### Description of the task
Reproduce all of the data word for word.

_ _ _ _

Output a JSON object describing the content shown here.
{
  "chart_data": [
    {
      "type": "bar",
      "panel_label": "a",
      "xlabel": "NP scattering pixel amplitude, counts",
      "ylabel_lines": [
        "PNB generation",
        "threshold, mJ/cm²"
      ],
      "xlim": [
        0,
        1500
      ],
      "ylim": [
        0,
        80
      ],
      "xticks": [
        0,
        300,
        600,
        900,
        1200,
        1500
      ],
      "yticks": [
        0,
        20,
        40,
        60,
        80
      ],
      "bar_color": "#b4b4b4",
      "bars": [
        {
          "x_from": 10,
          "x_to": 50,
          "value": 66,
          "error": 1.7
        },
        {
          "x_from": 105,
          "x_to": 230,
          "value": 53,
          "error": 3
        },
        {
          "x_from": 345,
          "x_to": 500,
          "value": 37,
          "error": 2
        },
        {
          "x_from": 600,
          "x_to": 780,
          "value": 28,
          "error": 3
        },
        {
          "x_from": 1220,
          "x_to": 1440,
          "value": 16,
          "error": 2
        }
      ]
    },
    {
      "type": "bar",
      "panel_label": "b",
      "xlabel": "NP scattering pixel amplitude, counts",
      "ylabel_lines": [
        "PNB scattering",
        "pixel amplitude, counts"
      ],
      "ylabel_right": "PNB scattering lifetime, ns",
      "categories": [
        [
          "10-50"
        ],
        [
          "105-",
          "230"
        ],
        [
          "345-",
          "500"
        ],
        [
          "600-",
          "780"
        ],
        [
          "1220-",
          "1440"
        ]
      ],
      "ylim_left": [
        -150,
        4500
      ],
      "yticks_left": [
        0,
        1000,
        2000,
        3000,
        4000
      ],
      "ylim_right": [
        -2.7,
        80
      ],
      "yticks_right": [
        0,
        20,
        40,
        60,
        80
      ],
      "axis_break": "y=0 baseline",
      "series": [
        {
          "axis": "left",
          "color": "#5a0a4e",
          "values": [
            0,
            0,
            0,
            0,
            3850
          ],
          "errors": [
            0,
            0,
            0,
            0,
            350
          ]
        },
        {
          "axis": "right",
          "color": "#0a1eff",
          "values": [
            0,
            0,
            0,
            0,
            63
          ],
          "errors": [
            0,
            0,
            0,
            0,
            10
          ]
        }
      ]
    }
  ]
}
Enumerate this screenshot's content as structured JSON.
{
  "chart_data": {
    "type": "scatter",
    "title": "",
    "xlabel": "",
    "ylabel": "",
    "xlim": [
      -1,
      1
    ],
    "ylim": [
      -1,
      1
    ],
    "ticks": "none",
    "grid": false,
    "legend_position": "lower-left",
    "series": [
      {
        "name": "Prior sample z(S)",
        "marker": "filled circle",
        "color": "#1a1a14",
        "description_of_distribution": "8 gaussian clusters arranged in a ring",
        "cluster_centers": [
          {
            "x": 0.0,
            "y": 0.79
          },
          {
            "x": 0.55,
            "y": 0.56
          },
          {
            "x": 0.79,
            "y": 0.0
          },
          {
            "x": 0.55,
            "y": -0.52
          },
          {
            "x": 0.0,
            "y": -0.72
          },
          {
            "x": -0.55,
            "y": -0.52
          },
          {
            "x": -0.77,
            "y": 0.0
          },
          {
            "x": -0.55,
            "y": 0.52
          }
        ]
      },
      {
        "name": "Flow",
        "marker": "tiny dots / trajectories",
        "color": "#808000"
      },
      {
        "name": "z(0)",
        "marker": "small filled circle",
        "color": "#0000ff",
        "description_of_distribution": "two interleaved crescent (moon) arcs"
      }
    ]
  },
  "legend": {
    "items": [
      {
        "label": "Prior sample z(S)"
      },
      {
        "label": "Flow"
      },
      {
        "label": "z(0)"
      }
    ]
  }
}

_ _ _ _

### Result of this task
Output a JSON object describing the content shown here.
{
  "chart_data": [
    {
      "type": "bar",
      "panel_label": "a",
      "xlabel": "NP scattering pixel amplitude, counts",
      "ylabel_lines": [
        "PNB generation",
        "threshold, mJ/cm²"
      ],
      "xlim": [
        0,
        1500
      ],
      "ylim": [
        0,
        80
      ],
      "xticks": [
        0,
        300,
        600,
        900,
        1200,
        1500
      ],
      "yticks": [
        0,
        20,
        40,
        60,
        80
      ],
      "bar_color": "#b4b4b4",
      "bars": [
        {
          "x_from": 10,
          "x_to": 50,
          "value": 66,
          "error": 1.7
        },
        {
          "x_from": 105,
          "x_to": 230,
          "value": 53,
          "error": 3
        },
        {
          "x_from": 345,
          "x_to": 500,
          "value": 37,
          "error": 2
        },
        {
          "x_from": 600,
          "x_to": 780,
          "value": 28,
          "error": 3
        },
        {
          "x_from": 1220,
          "x_to": 1440,
          "value": 16,
          "error": 2
        }
      ]
    },
    {
      "type": "bar",
      "panel_label": "b",
      "xlabel": "NP scattering pixel amplitude, counts",
      "ylabel_lines": [
        "PNB scattering",
        "pixel amplitude, counts"
      ],
      "ylabel_right": "PNB scattering lifetime, ns",
      "categories": [
        [
          "10-50"
        ],
        [
          "105-",
          "230"
        ],
        [
          "345-",
          "500"
        ],
        [
          "600-",
          "780"
        ],
        [
          "1220-",
          "1440"
        ]
      ],
      "ylim_left": [
        -150,
        4500
      ],
      "yticks_left": [
        0,
        1000,
        2000,
        3000,
        4000
      ],
      "ylim_right": [
        -2.7,
        80
      ],
      "yticks_right": [
        0,
        20,
        40,
        60,
        80
      ],
      "axis_break": "y=0 baseline",
      "series": [
        {
          "axis": "left",
          "color": "#5a0a4e",
          "values": [
            0,
            0,
            0,
            0,
            3850
          ],
          "errors": [
            0,
            0,
            0,
            0,
            350
          ]
        },
        {
          "axis": "right",
          "color": "#0a1eff",
          "values": [
            0,
            0,
            0,
            0,
            63
          ],
          "errors": [
            0,
            0,
            0,
            0,
            10
          ]
        }
      ]
    }
  ]
}
Enumerate this screenshot's content as structured JSON.
{
  "chart_data": {
    "type": "scatter",
    "title": "",
    "xlabel": "",
    "ylabel": "",
    "xlim": [
      -1,
      1
    ],
    "ylim": [
      -1,
      1
    ],
    "ticks": "none",
    "grid": false,
    "legend_position": "lower-left",
    "series": [
      {
        "name": "Prior sample z(S)",
        "marker": "filled circle",
        "color": "#1a1a14",
        "description_of_distribution": "8 gaussian clusters arranged in a ring",
        "cluster_centers": [
          {
            "x": 0.0,
            "y": 0.79
          },
          {
            "x": 0.55,
            "y": 0.56
          },
          {
            "x": 0.79,
            "y": 0.0
          },
          {
            "x": 0.55,
            "y": -0.52
          },
          {
            "x": 0.0,
            "y": -0.72
          },
          {
            "x": -0.55,
            "y": -0.52
          },
          {
            "x": -0.77,
            "y": 0.0
          },
          {
            "x": -0.55,
            "y": 0.52
          }
        ]
      },
      {
        "name": "Flow",
        "marker": "tiny dots / trajectories",
        "color": "#808000"
      },
      {
        "name": "z(0)",
        "marker": "small filled circle",
        "color": "#0000ff",
        "description_of_distribution": "two interleaved crescent (moon) arcs"
      }
    ]
  },
  "legend": {
    "items": [
      {
        "label": "Prior sample z(S)"
      },
      {
        "label": "Flow"
      },
      {
        "label": "z(0)"
      }
    ]
  }
}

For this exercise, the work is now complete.